**TO BE DONE:**
Scan the data for "Gemeindeebene" and copy the lines it appears in.

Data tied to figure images

%%

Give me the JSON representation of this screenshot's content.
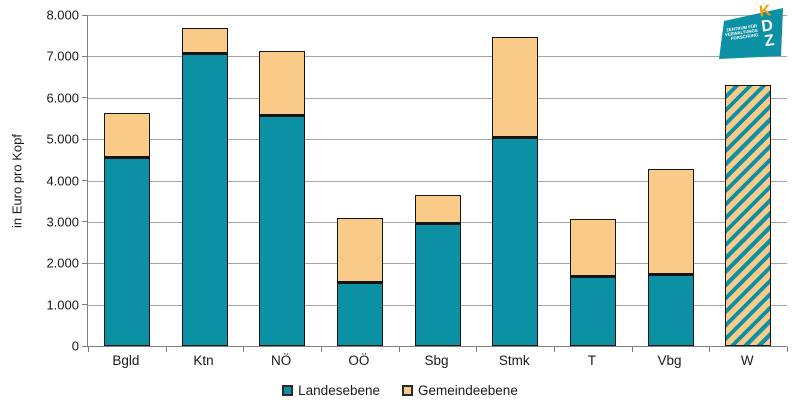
{
  "y_axis": {
    "title": "in Euro pro Kopf"
  },
  "chart_data": {
    "type": "bar",
    "stacked": true,
    "title": "",
    "xlabel": "",
    "ylabel": "in Euro pro Kopf",
    "ylim": [
      0,
      8000
    ],
    "grid": "horizontal",
    "legend_position": "bottom-center",
    "yticks": [
      {
        "value": 0,
        "label": "0"
      },
      {
        "value": 1000,
        "label": "1.000"
      },
      {
        "value": 2000,
        "label": "2.000"
      },
      {
        "value": 3000,
        "label": "3.000"
      },
      {
        "value": 4000,
        "label": "4.000"
      },
      {
        "value": 5000,
        "label": "5.000"
      },
      {
        "value": 6000,
        "label": "6.000"
      },
      {
        "value": 7000,
        "label": "7.000"
      },
      {
        "value": 8000,
        "label": "8.000"
      }
    ],
    "categories": [
      "Bgld",
      "Ktn",
      "NÖ",
      "OÖ",
      "Sbg",
      "Stmk",
      "T",
      "Vbg",
      "W"
    ],
    "series": [
      {
        "name": "Landesebene",
        "color": "#0C90A3",
        "values": [
          4550,
          7060,
          5560,
          1530,
          2940,
          5030,
          1680,
          1720,
          null
        ]
      },
      {
        "name": "Gemeindeebene",
        "color": "#FACA89",
        "values": [
          1080,
          630,
          1580,
          1570,
          710,
          2430,
          1380,
          2570,
          null
        ]
      }
    ],
    "special_bars": [
      {
        "category": "W",
        "value": 6300,
        "style": "diagonal-hatch-teal-on-orange"
      }
    ]
  },
  "legend": {
    "items": [
      {
        "label": "Landesebene",
        "color": "#0C90A3"
      },
      {
        "label": "Gemeindeebene",
        "color": "#FACA89"
      }
    ]
  },
  "logo": {
    "lines": [
      "ZENTRUM FÜR",
      "VERWALTUNGS",
      "FORSCHUNG"
    ],
    "letters": [
      "K",
      "D",
      "Z"
    ],
    "teal": "#0C90A3",
    "k_color": "#F59C00"
  },
  "colors": {
    "teal": "#0C90A3",
    "orange": "#FACA89",
    "gridline": "#A6A6A6",
    "axis": "#808080",
    "bar_border": "#141414"
  }
}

%%

**THE REPLY:**
        "name": "Gemeindeebene",
        "label": "Gemeindeebene",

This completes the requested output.